* [DOCUMENT SEGMENT]
+===+

That’s the only “hard rule” of loop return results, however…

…many common loops return a BLANK! if the body never ran

>> loop 0 [<unreturned>]
== _

>> for-each x [] [<unreturned>]
== _

To distinguish this case (and the breaking case) from normal running, such loops also “voidify” a body result of blank or null:

>> for-each x [1 2 3] [null]
// #[void] 

>> loop 1 [_]
// #[void]

>> x: true while [x] [x: false] // evaluating to logic false still works
== #[false] // so you can get a "falsey" result even if the body runs to completion

Remember that voids may be cantaknerous values, but they are nonetheless "ANY-VALUE!"s…hence they will trigger THEN and not trigger ELSE. But if you try to use void with conditional logic and test it for truth or falsehood, you’ll get an error.

Reacting to BREAKs and empty loops is easy!

Loop aggregators aren’t the only place that benefits from being able to tell what happened with a loop from its result. Plain user code reaps the benefits as well.

Right off the bat, if your loop body always returns a truthy thing, you can leverage the result to make sure at least one body ran and there wasn’t a break:

all [
    for-each x block [
         if some-test x [break]
         <truthy-result>
    ]
    // ^-- falsey to interrupt ALL if block is empty, or BREAKs
    ...
]

If you don’t want to count not having the body run as an equivalent result to a BREAK in a situation like this, leverage the fact that BLANK! is a value to trigger THEN and truthyify that case:

all [
    for-each x block [
         if some-test x [break]
         <truthy-result>
    ] then [true]
    // ^-- only on BREAK is it now falsey to interrupt the ALL
    ...

+===+

* [DATA EXTRACT]
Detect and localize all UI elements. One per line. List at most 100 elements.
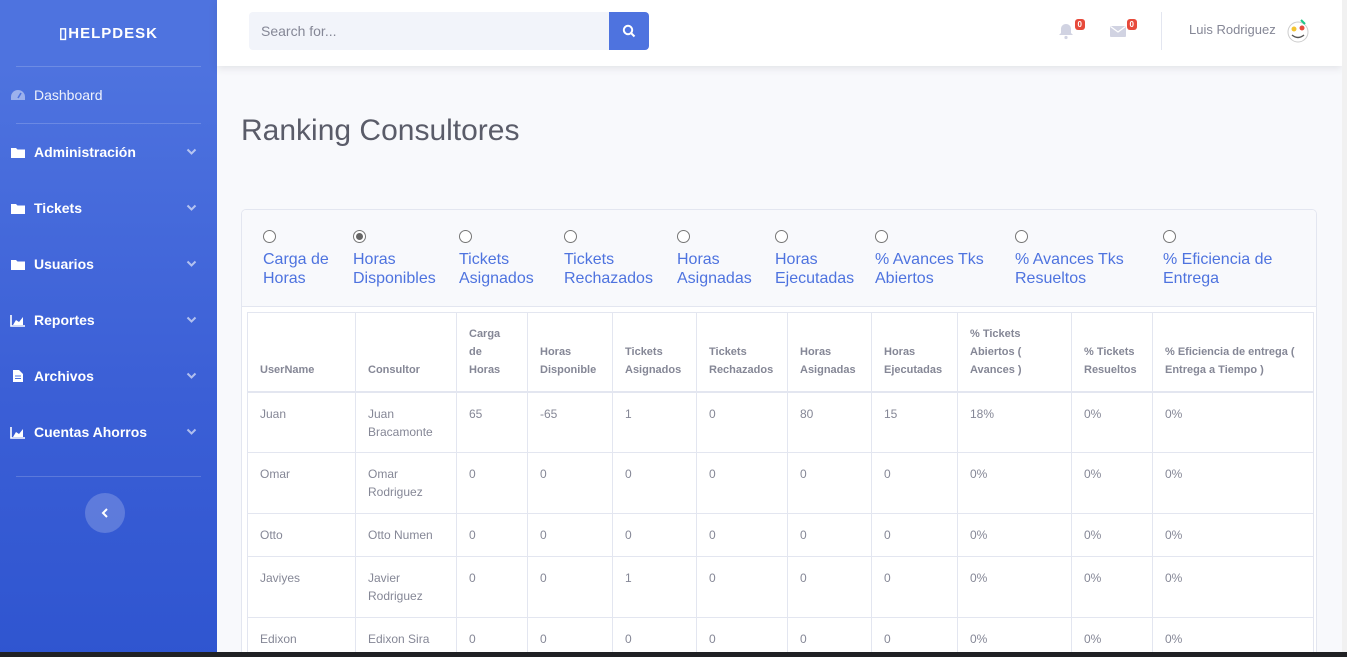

+===+

* [SET TASK]
Reproduce the text on loop return results in full, word for word, keeping every line and symbol unchanged.

* [SOLVED EXERCISE]
That’s the only “hard rule” of loop return results, however…

…many common loops return a BLANK! if the body never ran

>> loop 0 [<unreturned>]
== _

>> for-each x [] [<unreturned>]
== _

To distinguish this case (and the breaking case) from normal running, such loops also “voidify” a body result of blank or null:

>> for-each x [1 2 3] [null]
// #[void] 

>> loop 1 [_]
// #[void]

>> x: true while [x] [x: false] // evaluating to logic false still works
== #[false] // so you can get a "falsey" result even if the body runs to completion

Remember that voids may be cantaknerous values, but they are nonetheless "ANY-VALUE!"s…hence they will trigger THEN and not trigger ELSE. But if you try to use void with conditional logic and test it for truth or falsehood, you’ll get an error.

Reacting to BREAKs and empty loops is easy!

Loop aggregators aren’t the only place that benefits from being able to tell what happened with a loop from its result. Plain user code reaps the benefits as well.

Right off the bat, if your loop body always returns a truthy thing, you can leverage the result to make sure at least one body ran and there wasn’t a break:

all [
    for-each x block [
         if some-test x [break]
         <truthy-result>
    ]
    // ^-- falsey to interrupt ALL if block is empty, or BREAKs
    ...
]

If you don’t want to count not having the body run as an equivalent result to a BREAK in a situation like this, leverage the fact that BLANK! is a value to trigger THEN and truthyify that case:

all [
    for-each x block [
         if some-test x [break]
         <truthy-result>
    ] then [true]
    // ^-- only on BREAK is it now falsey to interrupt the ALL
    ...